» Required work: Copy out the records so that each line matches the original.

» Supplied records:
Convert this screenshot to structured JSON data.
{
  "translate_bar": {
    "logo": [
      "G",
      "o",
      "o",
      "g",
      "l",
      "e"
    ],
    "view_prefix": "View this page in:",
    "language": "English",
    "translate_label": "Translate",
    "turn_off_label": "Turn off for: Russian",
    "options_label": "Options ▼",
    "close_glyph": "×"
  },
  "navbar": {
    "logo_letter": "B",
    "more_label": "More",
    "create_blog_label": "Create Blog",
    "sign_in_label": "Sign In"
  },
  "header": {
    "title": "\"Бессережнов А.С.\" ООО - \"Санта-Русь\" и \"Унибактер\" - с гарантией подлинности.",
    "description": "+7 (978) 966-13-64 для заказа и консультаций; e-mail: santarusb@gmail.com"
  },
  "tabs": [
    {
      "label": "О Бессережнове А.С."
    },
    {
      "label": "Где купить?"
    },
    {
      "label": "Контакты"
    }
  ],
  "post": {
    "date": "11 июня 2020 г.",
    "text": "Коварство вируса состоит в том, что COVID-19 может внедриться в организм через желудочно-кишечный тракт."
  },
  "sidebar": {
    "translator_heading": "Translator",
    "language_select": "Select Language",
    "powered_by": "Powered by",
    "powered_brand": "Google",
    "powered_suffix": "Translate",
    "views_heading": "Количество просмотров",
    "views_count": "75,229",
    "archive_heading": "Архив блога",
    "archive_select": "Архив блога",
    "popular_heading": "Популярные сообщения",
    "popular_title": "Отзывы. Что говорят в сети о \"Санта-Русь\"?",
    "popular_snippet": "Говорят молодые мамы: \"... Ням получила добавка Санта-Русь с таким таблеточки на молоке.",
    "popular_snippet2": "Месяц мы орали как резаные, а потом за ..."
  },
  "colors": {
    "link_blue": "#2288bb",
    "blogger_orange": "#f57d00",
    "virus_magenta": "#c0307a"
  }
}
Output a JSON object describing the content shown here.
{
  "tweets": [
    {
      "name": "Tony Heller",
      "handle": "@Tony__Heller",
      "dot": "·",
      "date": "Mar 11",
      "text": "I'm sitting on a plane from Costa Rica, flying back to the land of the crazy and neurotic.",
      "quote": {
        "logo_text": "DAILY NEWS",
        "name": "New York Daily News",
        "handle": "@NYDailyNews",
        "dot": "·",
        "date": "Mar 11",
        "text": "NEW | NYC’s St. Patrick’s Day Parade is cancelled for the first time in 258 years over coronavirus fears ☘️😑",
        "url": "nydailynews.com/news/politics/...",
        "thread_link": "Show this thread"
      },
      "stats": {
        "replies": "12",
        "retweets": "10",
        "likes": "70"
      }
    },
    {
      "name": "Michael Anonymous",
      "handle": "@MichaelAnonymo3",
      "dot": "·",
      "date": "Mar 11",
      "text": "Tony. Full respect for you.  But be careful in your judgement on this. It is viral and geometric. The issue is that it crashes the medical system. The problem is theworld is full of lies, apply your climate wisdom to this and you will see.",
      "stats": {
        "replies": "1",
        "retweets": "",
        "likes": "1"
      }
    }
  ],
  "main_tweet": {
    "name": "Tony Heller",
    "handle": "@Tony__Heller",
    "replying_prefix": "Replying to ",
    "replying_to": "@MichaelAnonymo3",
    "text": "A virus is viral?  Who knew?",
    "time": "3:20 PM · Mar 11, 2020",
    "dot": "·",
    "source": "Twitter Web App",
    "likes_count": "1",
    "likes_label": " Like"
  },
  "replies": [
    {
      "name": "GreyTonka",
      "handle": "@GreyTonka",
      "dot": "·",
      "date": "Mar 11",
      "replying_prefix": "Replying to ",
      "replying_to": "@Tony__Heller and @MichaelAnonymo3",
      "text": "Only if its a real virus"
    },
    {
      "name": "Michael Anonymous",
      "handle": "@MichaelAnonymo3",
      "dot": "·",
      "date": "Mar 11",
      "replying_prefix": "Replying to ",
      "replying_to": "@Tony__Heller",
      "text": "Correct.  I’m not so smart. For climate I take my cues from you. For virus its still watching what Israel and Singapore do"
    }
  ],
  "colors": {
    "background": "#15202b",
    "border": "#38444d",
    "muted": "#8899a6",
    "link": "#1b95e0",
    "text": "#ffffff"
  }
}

» Solution:
Convert this screenshot to structured JSON data.
{
  "translate_bar": {
    "logo": [
      "G",
      "o",
      "o",
      "g",
      "l",
      "e"
    ],
    "view_prefix": "View this page in:",
    "language": "English",
    "translate_label": "Translate",
    "turn_off_label": "Turn off for: Russian",
    "options_label": "Options ▼",
    "close_glyph": "×"
  },
  "navbar": {
    "logo_letter": "B",
    "more_label": "More",
    "create_blog_label": "Create Blog",
    "sign_in_label": "Sign In"
  },
  "header": {
    "title": "\"Бессережнов А.С.\" ООО - \"Санта-Русь\" и \"Унибактер\" - с гарантией подлинности.",
    "description": "+7 (978) 966-13-64 для заказа и консультаций; e-mail: santarusb@gmail.com"
  },
  "tabs": [
    {
      "label": "О Бессережнове А.С."
    },
    {
      "label": "Где купить?"
    },
    {
      "label": "Контакты"
    }
  ],
  "post": {
    "date": "11 июня 2020 г.",
    "text": "Коварство вируса состоит в том, что COVID-19 может внедриться в организм через желудочно-кишечный тракт."
  },
  "sidebar": {
    "translator_heading": "Translator",
    "language_select": "Select Language",
    "powered_by": "Powered by",
    "powered_brand": "Google",
    "powered_suffix": "Translate",
    "views_heading": "Количество просмотров",
    "views_count": "75,229",
    "archive_heading": "Архив блога",
    "archive_select": "Архив блога",
    "popular_heading": "Популярные сообщения",
    "popular_title": "Отзывы. Что говорят в сети о \"Санта-Русь\"?",
    "popular_snippet": "Говорят молодые мамы: \"... Ням получила добавка Санта-Русь с таким таблеточки на молоке.",
    "popular_snippet2": "Месяц мы орали как резаные, а потом за ..."
  },
  "colors": {
    "link_blue": "#2288bb",
    "blogger_orange": "#f57d00",
    "virus_magenta": "#c0307a"
  }
}
Output a JSON object describing the content shown here.
{
  "tweets": [
    {
      "name": "Tony Heller",
      "handle": "@Tony__Heller",
      "dot": "·",
      "date": "Mar 11",
      "text": "I'm sitting on a plane from Costa Rica, flying back to the land of the crazy and neurotic.",
      "quote": {
        "logo_text": "DAILY NEWS",
        "name": "New York Daily News",
        "handle": "@NYDailyNews",
        "dot": "·",
        "date": "Mar 11",
        "text": "NEW | NYC’s St. Patrick’s Day Parade is cancelled for the first time in 258 years over coronavirus fears ☘️😑",
        "url": "nydailynews.com/news/politics/...",
        "thread_link": "Show this thread"
      },
      "stats": {
        "replies": "12",
        "retweets": "10",
        "likes": "70"
      }
    },
    {
      "name": "Michael Anonymous",
      "handle": "@MichaelAnonymo3",
      "dot": "·",
      "date": "Mar 11",
      "text": "Tony. Full respect for you.  But be careful in your judgement on this. It is viral and geometric. The issue is that it crashes the medical system. The problem is theworld is full of lies, apply your climate wisdom to this and you will see.",
      "stats": {
        "replies": "1",
        "retweets": "",
        "likes": "1"
      }
    }
  ],
  "main_tweet": {
    "name": "Tony Heller",
    "handle": "@Tony__Heller",
    "replying_prefix": "Replying to ",
    "replying_to": "@MichaelAnonymo3",
    "text": "A virus is viral?  Who knew?",
    "time": "3:20 PM · Mar 11, 2020",
    "dot": "·",
    "source": "Twitter Web App",
    "likes_count": "1",
    "likes_label": " Like"
  },
  "replies": [
    {
      "name": "GreyTonka",
      "handle": "@GreyTonka",
      "dot": "·",
      "date": "Mar 11",
      "replying_prefix": "Replying to ",
      "replying_to": "@Tony__Heller and @MichaelAnonymo3",
      "text": "Only if its a real virus"
    },
    {
      "name": "Michael Anonymous",
      "handle": "@MichaelAnonymo3",
      "dot": "·",
      "date": "Mar 11",
      "replying_prefix": "Replying to ",
      "replying_to": "@Tony__Heller",
      "text": "Correct.  I’m not so smart. For climate I take my cues from you. For virus its still watching what Israel and Singapore do"
    }
  ],
  "colors": {
    "background": "#15202b",
    "border": "#38444d",
    "muted": "#8899a6",
    "link": "#1b95e0",
    "text": "#ffffff"
  }
}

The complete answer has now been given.